▸ **Items from a figure collection**:
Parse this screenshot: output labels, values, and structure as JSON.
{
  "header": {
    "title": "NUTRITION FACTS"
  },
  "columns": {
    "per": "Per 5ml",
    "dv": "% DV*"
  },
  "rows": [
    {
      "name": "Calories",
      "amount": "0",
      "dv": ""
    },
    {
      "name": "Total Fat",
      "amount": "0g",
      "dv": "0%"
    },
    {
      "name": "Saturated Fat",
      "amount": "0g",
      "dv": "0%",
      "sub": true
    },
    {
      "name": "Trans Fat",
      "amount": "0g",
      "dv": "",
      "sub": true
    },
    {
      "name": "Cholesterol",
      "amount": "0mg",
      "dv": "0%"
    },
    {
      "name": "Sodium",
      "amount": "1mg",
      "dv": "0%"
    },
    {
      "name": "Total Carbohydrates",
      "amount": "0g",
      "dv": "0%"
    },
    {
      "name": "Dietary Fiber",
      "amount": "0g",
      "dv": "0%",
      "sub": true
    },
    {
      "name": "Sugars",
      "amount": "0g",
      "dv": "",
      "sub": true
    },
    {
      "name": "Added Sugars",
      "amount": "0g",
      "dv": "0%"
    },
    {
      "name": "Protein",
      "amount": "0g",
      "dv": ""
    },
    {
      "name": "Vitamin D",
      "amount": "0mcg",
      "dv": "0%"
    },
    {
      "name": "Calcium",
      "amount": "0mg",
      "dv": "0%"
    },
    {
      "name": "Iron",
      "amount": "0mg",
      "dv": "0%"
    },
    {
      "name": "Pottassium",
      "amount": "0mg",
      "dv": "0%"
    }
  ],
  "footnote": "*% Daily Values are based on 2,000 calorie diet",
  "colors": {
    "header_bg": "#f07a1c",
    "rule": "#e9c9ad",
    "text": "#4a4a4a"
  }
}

▸ **Goal of the exercise**: Whatever appears in the data above is to be set down exactly.

▸ **Task result**:
Parse this screenshot: output labels, values, and structure as JSON.
{
  "header": {
    "title": "NUTRITION FACTS"
  },
  "columns": {
    "per": "Per 5ml",
    "dv": "% DV*"
  },
  "rows": [
    {
      "name": "Calories",
      "amount": "0",
      "dv": ""
    },
    {
      "name": "Total Fat",
      "amount": "0g",
      "dv": "0%"
    },
    {
      "name": "Saturated Fat",
      "amount": "0g",
      "dv": "0%",
      "sub": true
    },
    {
      "name": "Trans Fat",
      "amount": "0g",
      "dv": "",
      "sub": true
    },
    {
      "name": "Cholesterol",
      "amount": "0mg",
      "dv": "0%"
    },
    {
      "name": "Sodium",
      "amount": "1mg",
      "dv": "0%"
    },
    {
      "name": "Total Carbohydrates",
      "amount": "0g",
      "dv": "0%"
    },
    {
      "name": "Dietary Fiber",
      "amount": "0g",
      "dv": "0%",
      "sub": true
    },
    {
      "name": "Sugars",
      "amount": "0g",
      "dv": "",
      "sub": true
    },
    {
      "name": "Added Sugars",
      "amount": "0g",
      "dv": "0%"
    },
    {
      "name": "Protein",
      "amount": "0g",
      "dv": ""
    },
    {
      "name": "Vitamin D",
      "amount": "0mcg",
      "dv": "0%"
    },
    {
      "name": "Calcium",
      "amount": "0mg",
      "dv": "0%"
    },
    {
      "name": "Iron",
      "amount": "0mg",
      "dv": "0%"
    },
    {
      "name": "Pottassium",
      "amount": "0mg",
      "dv": "0%"
    }
  ],
  "footnote": "*% Daily Values are based on 2,000 calorie diet",
  "colors": {
    "header_bg": "#f07a1c",
    "rule": "#e9c9ad",
    "text": "#4a4a4a"
  }
}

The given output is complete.